**Request A**
Check each statement against the blog post on TGS Nopec. For each one, say yes or no and quote the words from the post that settle it. (i) The author calls themself an amateur stock investor. (ii) The author would have bought TGS even knowing that oil would fall to 30 USD/barrel. (iii) TGS carries debt.

**Extract**
/---

Oil stocks / TGS Nopec “Do something” or better hunker down ?

One reader clearly didn’t like what I said about TGS in my last post:

Overall I think the best advice in such a situation is: Either you panic early or you don’t panic at all. For the early panic it is already too late for oil related stocks in my opinion, so the only alternative is to sit it out.

IMHO this is a quite bad, perhaps even dangerous advice.

I think it is OK to revisit and reassess the single share in regular periods only, like once a year, and not everyday. But blindly holding a share only because you missed selling it in better times is IMHO not much different to throwing good money (the remaining money in the share) after the bad (the money already lost due to a missed time of selling.)
When reassessing the share the question should be “Feel I comfortable with the share for this price right now?”, but not “How much did I win or loose with thisshare in the past, so can I afford to sell it?

For TGS, but even more for Hornbach I miss the objective analytical decision I am used from from you. A sample of questions like
– At what times do you want to reassess these shares? (Perhaps after reading the annual report?)
– What would be objective factors for you to sell or hold them or even to add additional shares?
– Which answers toward the actual stresses would be OK and which one would be in the No-Go-Area?

First things first: No advices

As I have mentioned in the comment, let’s clear one thing up front and I can’t stress it often enough:

Nothing in this blog is meant as investment advice !!!

What I am writing here is my personal opinion and what works for me. Readers might find it useful others not. The only advice I intend to give is the one to myself. As I have mentioned many times: I am an amateur stock investor. If you want “advice” there are a lot of professionals who will happy to give you advice.

Q&A with myself on TGS Nopec

1. Why did I buy TGS Nopec ?

Because I thought and still think that TGS Nopec has a competitive advantage in the seismic data area due to the flexible “capital light” business model.

2. Would I have bought TGS if I had known that oil goes to 30 USD/barrel

Obviously not. I had factored in a certain cyclical low but clearly not current prices.

3. Do I have an opinion on future oil prices ?

As I didn’t see the big drop coming, I don’t dare to make any predictions on future oil prices either. I don’t think the current price is sustainable in the long run but I have no clue if oil can go even lower or how long it can remain at those levels.

4. Does TGS face an existential threat ?

Unless oil demand goes down significantly in the near future, oil companies will have to replenish reserves or stop being a going concern. In order to do so they need seismic data. In my opinion TGS can sustain even a longer period of low prices by adjusting the exploration expenses. As they do not have any debt, the likelihood of going out of business is low in my opinion.

\---

**Items**
/---

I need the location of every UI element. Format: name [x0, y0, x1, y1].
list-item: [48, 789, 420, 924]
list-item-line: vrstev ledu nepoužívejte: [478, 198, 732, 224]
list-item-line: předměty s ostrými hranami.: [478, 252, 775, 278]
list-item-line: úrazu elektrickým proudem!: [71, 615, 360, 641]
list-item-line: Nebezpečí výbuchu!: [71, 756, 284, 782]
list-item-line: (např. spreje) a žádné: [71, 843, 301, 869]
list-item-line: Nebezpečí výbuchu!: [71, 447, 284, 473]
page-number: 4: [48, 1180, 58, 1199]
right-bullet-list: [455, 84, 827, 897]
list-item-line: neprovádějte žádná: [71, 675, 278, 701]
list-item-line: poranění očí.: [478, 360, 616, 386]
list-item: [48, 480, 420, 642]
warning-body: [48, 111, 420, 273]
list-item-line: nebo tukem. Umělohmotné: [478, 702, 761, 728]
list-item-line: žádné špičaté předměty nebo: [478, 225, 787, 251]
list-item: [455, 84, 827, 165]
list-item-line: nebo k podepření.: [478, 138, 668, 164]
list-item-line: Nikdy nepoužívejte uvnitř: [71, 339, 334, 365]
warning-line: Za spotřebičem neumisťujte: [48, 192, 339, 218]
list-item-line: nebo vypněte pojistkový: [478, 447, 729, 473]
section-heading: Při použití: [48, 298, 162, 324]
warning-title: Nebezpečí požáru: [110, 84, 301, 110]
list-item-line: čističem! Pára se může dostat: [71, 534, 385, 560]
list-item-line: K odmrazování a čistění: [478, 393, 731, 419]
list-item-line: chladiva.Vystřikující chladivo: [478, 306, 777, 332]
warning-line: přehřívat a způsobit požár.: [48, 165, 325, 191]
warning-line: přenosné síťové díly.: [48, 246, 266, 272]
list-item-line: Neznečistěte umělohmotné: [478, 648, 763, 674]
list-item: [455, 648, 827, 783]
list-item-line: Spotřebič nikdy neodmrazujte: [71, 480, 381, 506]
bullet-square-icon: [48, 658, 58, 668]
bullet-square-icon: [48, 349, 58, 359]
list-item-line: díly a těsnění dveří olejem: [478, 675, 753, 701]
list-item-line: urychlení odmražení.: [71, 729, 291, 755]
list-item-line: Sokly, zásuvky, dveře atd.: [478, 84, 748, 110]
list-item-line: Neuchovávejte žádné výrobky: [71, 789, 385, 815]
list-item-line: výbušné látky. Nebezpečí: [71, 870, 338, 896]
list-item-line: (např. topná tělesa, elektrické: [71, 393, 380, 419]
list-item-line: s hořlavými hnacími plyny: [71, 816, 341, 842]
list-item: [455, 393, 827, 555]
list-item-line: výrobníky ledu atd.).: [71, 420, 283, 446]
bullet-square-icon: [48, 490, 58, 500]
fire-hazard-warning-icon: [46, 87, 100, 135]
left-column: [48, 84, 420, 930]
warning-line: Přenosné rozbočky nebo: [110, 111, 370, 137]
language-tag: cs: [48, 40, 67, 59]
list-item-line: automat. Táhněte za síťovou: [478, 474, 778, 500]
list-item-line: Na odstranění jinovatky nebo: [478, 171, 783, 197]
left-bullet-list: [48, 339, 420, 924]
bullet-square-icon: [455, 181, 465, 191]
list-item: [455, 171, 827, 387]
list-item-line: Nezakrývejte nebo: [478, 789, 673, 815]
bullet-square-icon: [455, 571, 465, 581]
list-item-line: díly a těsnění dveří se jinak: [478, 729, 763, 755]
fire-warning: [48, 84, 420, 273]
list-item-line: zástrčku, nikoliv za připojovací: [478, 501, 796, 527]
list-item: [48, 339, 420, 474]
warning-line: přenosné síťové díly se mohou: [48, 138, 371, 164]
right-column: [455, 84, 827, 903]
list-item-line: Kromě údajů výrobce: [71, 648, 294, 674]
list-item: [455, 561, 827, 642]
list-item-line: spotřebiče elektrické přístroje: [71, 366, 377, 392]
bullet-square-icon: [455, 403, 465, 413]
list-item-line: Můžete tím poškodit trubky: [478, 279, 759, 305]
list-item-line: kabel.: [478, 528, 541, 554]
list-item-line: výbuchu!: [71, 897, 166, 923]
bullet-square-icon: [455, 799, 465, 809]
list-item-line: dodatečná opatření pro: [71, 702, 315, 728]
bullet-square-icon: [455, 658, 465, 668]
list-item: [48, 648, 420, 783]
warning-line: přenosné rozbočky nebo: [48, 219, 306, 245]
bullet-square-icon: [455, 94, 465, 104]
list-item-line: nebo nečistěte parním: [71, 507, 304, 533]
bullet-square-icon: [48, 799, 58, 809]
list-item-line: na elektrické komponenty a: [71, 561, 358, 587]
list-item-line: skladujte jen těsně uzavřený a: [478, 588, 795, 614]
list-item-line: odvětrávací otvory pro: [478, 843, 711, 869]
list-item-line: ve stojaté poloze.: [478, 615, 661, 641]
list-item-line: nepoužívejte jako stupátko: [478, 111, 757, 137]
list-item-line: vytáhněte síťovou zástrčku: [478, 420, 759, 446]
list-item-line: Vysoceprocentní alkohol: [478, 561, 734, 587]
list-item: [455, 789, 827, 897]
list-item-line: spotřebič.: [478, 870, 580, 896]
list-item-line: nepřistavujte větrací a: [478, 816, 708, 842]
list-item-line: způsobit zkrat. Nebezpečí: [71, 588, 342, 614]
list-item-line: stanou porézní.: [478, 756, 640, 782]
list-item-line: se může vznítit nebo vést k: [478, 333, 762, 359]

\---

**Request B**
In the entries, substitute "interface element" for "UI element" from the start through the line that contains "list-item-line: předměty s". Write out those lines again and keep everything else the same.

**Output A**
(i) Yes: "I am an amateur stock investor."
(ii) No: "Obviously not."
(iii) No: "As they do not have any debt"

**Output B**
I need the location of every interface element. Format: name [x0, y0, x1, y1].
list-item: [48, 789, 420, 924]
list-item-line: vrstev ledu nepoužívejte: [478, 198, 732, 224]
list-item-line: předměty s ostrými hranami.: [478, 252, 775, 278]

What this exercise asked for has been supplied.